Count the lines below that contain the word "customizable", and reply with only that number.

#### Provided records

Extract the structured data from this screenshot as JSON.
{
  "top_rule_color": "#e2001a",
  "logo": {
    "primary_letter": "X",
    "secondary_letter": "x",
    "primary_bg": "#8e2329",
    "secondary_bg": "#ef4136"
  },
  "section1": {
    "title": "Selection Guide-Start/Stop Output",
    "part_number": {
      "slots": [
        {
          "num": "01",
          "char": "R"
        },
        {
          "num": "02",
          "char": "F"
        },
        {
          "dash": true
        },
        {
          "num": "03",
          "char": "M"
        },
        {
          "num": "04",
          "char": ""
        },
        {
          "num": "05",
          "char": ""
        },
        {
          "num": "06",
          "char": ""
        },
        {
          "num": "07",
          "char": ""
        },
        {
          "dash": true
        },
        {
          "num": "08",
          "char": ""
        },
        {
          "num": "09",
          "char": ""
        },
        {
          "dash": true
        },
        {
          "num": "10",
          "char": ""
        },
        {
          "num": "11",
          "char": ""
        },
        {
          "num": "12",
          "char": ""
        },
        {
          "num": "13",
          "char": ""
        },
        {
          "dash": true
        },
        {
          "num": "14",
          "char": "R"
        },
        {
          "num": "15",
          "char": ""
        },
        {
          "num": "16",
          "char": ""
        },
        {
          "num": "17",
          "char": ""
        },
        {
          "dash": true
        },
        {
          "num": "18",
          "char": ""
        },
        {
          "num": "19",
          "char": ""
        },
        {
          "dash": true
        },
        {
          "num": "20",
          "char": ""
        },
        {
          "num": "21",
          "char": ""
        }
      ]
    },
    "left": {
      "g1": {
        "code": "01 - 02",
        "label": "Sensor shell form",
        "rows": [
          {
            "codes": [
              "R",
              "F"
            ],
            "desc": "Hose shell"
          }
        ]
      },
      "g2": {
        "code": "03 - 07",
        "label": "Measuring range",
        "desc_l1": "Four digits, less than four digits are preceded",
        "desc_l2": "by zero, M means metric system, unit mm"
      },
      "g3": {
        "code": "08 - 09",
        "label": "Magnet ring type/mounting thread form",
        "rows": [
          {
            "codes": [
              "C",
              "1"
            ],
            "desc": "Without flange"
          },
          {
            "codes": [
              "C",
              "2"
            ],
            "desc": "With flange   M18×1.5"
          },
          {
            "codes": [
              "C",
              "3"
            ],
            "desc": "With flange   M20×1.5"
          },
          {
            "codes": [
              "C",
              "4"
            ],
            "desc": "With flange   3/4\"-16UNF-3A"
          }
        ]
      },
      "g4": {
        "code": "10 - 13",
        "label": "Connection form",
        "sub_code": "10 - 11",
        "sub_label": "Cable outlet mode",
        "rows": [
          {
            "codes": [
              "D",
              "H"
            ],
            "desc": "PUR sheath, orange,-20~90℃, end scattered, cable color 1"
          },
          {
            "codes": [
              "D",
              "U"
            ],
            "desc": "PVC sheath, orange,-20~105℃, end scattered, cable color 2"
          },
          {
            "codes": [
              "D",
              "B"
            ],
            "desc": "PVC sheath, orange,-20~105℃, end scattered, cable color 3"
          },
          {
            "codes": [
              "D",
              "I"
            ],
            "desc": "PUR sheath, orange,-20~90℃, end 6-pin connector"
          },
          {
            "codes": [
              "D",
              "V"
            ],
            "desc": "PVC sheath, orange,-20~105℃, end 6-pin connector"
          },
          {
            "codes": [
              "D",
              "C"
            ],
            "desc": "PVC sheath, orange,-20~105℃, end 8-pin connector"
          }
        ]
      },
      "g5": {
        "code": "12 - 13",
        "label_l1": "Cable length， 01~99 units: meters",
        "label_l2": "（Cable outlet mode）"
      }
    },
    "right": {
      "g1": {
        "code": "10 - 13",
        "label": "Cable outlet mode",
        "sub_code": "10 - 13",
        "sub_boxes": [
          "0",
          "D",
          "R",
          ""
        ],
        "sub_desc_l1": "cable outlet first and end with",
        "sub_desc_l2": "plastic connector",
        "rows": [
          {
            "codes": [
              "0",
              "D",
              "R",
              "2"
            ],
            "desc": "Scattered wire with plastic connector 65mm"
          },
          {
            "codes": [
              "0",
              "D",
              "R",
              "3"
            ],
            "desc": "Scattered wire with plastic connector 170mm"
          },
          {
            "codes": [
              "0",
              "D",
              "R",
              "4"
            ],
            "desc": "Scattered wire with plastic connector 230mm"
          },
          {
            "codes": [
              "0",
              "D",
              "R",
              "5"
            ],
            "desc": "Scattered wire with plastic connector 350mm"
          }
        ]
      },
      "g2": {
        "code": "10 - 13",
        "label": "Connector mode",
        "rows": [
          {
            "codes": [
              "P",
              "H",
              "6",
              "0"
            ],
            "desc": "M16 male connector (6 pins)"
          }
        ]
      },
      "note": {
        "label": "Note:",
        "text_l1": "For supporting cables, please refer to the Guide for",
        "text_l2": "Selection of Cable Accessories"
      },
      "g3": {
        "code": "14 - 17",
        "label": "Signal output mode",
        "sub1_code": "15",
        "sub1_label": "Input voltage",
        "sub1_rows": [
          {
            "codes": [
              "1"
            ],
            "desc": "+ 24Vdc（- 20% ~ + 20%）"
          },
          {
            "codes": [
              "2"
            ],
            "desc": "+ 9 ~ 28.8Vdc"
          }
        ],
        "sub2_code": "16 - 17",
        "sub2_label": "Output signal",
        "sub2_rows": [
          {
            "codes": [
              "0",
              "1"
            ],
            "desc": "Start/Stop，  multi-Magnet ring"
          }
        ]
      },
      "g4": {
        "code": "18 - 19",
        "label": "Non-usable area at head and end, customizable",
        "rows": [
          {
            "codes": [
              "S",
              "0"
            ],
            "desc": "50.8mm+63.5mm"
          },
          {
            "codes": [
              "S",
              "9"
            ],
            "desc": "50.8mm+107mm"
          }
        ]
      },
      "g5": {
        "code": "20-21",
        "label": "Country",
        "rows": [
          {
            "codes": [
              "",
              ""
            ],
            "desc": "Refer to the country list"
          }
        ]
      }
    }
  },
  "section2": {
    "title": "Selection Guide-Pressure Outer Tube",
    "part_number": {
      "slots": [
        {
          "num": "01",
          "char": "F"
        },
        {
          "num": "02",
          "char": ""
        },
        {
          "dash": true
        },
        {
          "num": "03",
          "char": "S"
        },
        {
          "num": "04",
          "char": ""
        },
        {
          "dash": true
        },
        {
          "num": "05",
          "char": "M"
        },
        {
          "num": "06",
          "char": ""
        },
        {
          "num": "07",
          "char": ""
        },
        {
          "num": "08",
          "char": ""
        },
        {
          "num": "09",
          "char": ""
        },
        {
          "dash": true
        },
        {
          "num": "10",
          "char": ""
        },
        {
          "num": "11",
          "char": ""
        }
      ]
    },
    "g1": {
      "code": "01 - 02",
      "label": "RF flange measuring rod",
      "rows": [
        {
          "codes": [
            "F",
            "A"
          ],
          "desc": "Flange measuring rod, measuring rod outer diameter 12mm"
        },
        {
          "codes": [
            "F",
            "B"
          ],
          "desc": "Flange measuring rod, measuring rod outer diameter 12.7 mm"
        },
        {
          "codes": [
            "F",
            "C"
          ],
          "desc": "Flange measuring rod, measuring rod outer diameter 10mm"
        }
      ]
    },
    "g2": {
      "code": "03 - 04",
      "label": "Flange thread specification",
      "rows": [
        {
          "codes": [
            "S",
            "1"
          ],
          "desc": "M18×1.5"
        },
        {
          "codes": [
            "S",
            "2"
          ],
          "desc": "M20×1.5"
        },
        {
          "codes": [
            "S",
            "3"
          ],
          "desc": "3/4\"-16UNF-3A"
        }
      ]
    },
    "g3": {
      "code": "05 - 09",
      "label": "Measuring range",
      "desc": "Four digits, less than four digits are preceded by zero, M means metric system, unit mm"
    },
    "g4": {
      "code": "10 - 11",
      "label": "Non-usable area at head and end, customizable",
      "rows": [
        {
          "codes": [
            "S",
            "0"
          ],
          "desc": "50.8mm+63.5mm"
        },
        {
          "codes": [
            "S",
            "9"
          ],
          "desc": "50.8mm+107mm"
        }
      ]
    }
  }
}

########

* **The output**
2